┌────────

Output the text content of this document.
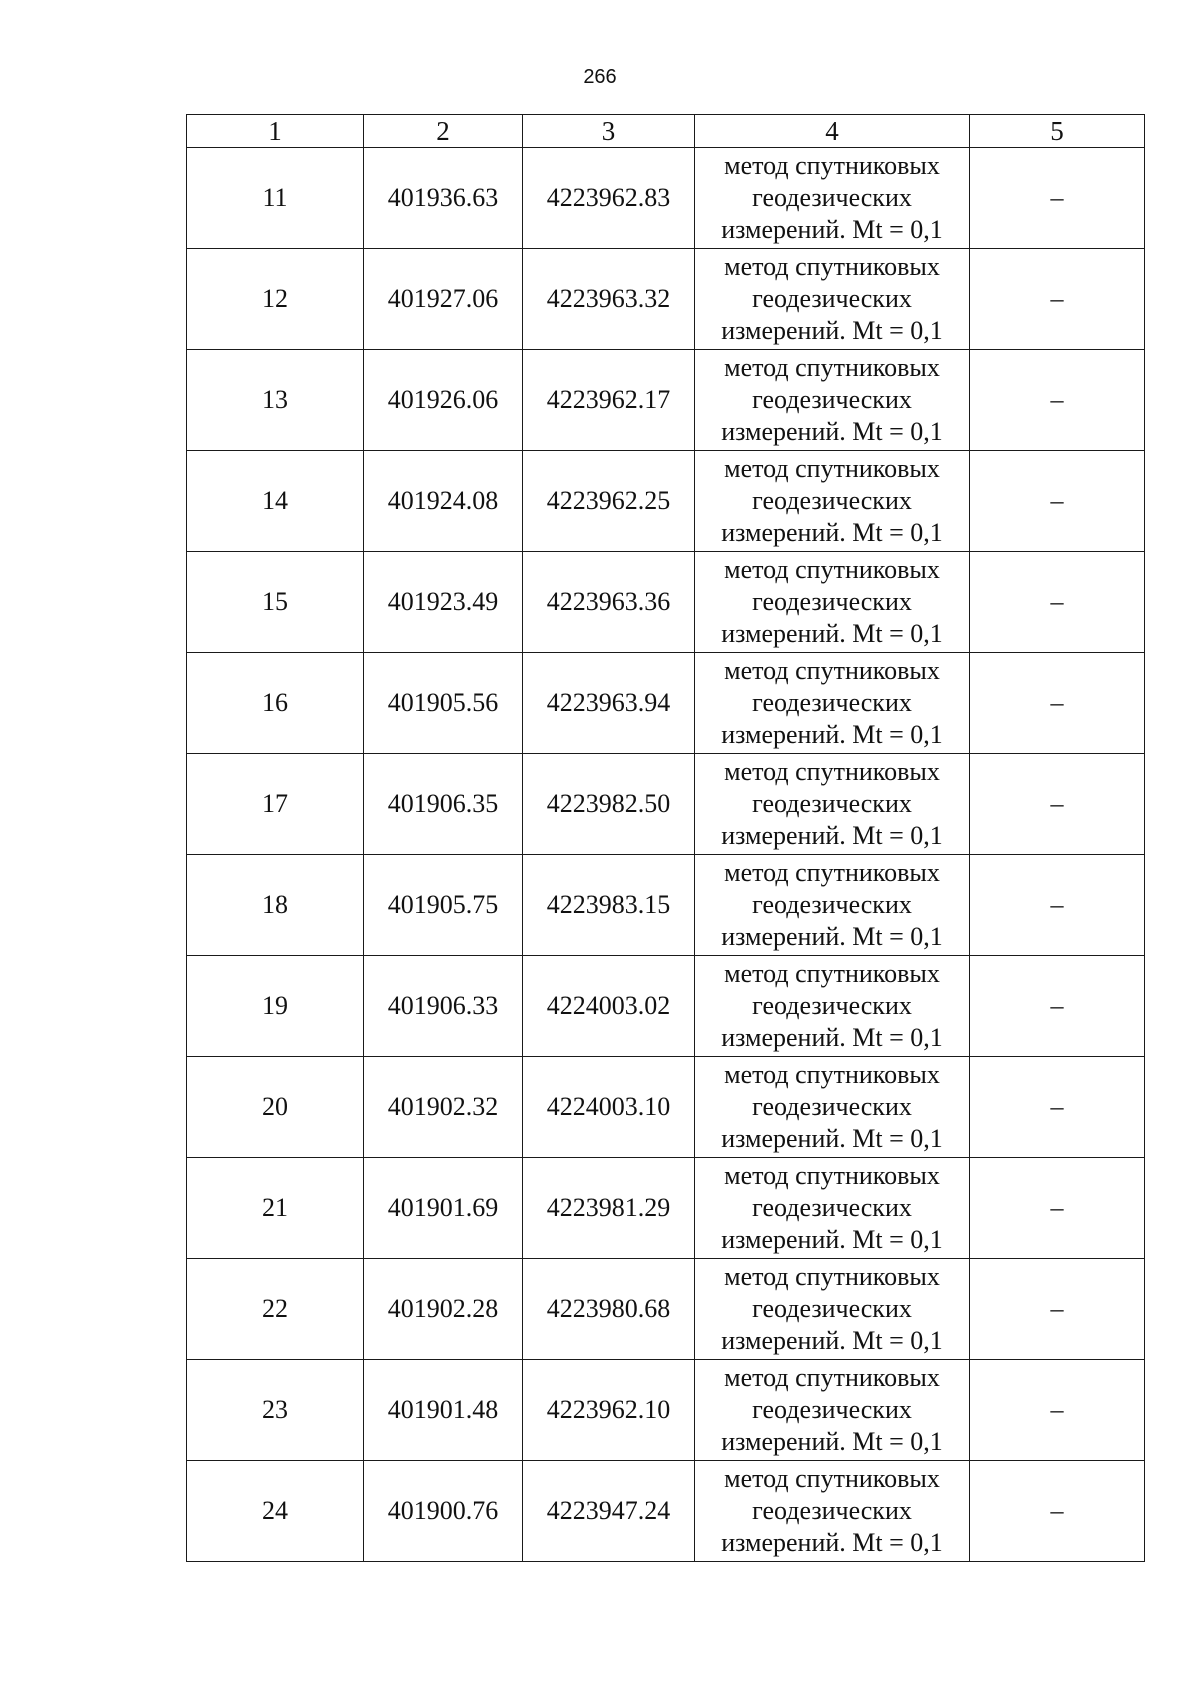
266
1	2	3	4	5
11	401936.63	4223962.83	метод спутниковых геодезических измерений. Mt = 0,1	–
12	401927.06	4223963.32	метод спутниковых геодезических измерений. Mt = 0,1	–
13	401926.06	4223962.17	метод спутниковых геодезических измерений. Mt = 0,1	–
14	401924.08	4223962.25	метод спутниковых геодезических измерений. Mt = 0,1	–
15	401923.49	4223963.36	метод спутниковых геодезических измерений. Mt = 0,1	–
16	401905.56	4223963.94	метод спутниковых геодезических измерений. Mt = 0,1	–
17	401906.35	4223982.50	метод спутниковых геодезических измерений. Mt = 0,1	–
18	401905.75	4223983.15	метод спутниковых геодезических измерений. Mt = 0,1	–
19	401906.33	4224003.02	метод спутниковых геодезических измерений. Mt = 0,1	–
20	401902.32	4224003.10	метод спутниковых геодезических измерений. Mt = 0,1	–
21	401901.69	4223981.29	метод спутниковых геодезических измерений. Mt = 0,1	–
22	401902.28	4223980.68	метод спутниковых геодезических измерений. Mt = 0,1	–
23	401901.48	4223962.10	метод спутниковых геодезических измерений. Mt = 0,1	–
24	401900.76	4223947.24	метод спутниковых геодезических измерений. Mt = 0,1	–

└────────

• [WHAT YOU SHOULD DO]
Reproduce the material above in full, exactly, with no images.

• [THE COMPLETED TASK]
Output the text content of this document.
266
1	2	3	4	5
11	401936.63	4223962.83	метод спутниковых геодезических измерений. Mt = 0,1	–
12	401927.06	4223963.32	метод спутниковых геодезических измерений. Mt = 0,1	–
13	401926.06	4223962.17	метод спутниковых геодезических измерений. Mt = 0,1	–
14	401924.08	4223962.25	метод спутниковых геодезических измерений. Mt = 0,1	–
15	401923.49	4223963.36	метод спутниковых геодезических измерений. Mt = 0,1	–
16	401905.56	4223963.94	метод спутниковых геодезических измерений. Mt = 0,1	–
17	401906.35	4223982.50	метод спутниковых геодезических измерений. Mt = 0,1	–
18	401905.75	4223983.15	метод спутниковых геодезических измерений. Mt = 0,1	–
19	401906.33	4224003.02	метод спутниковых геодезических измерений. Mt = 0,1	–
20	401902.32	4224003.10	метод спутниковых геодезических измерений. Mt = 0,1	–
21	401901.69	4223981.29	метод спутниковых геодезических измерений. Mt = 0,1	–
22	401902.28	4223980.68	метод спутниковых геодезических измерений. Mt = 0,1	–
23	401901.48	4223962.10	метод спутниковых геодезических измерений. Mt = 0,1	–
24	401900.76	4223947.24	метод спутниковых геодезических измерений. Mt = 0,1	–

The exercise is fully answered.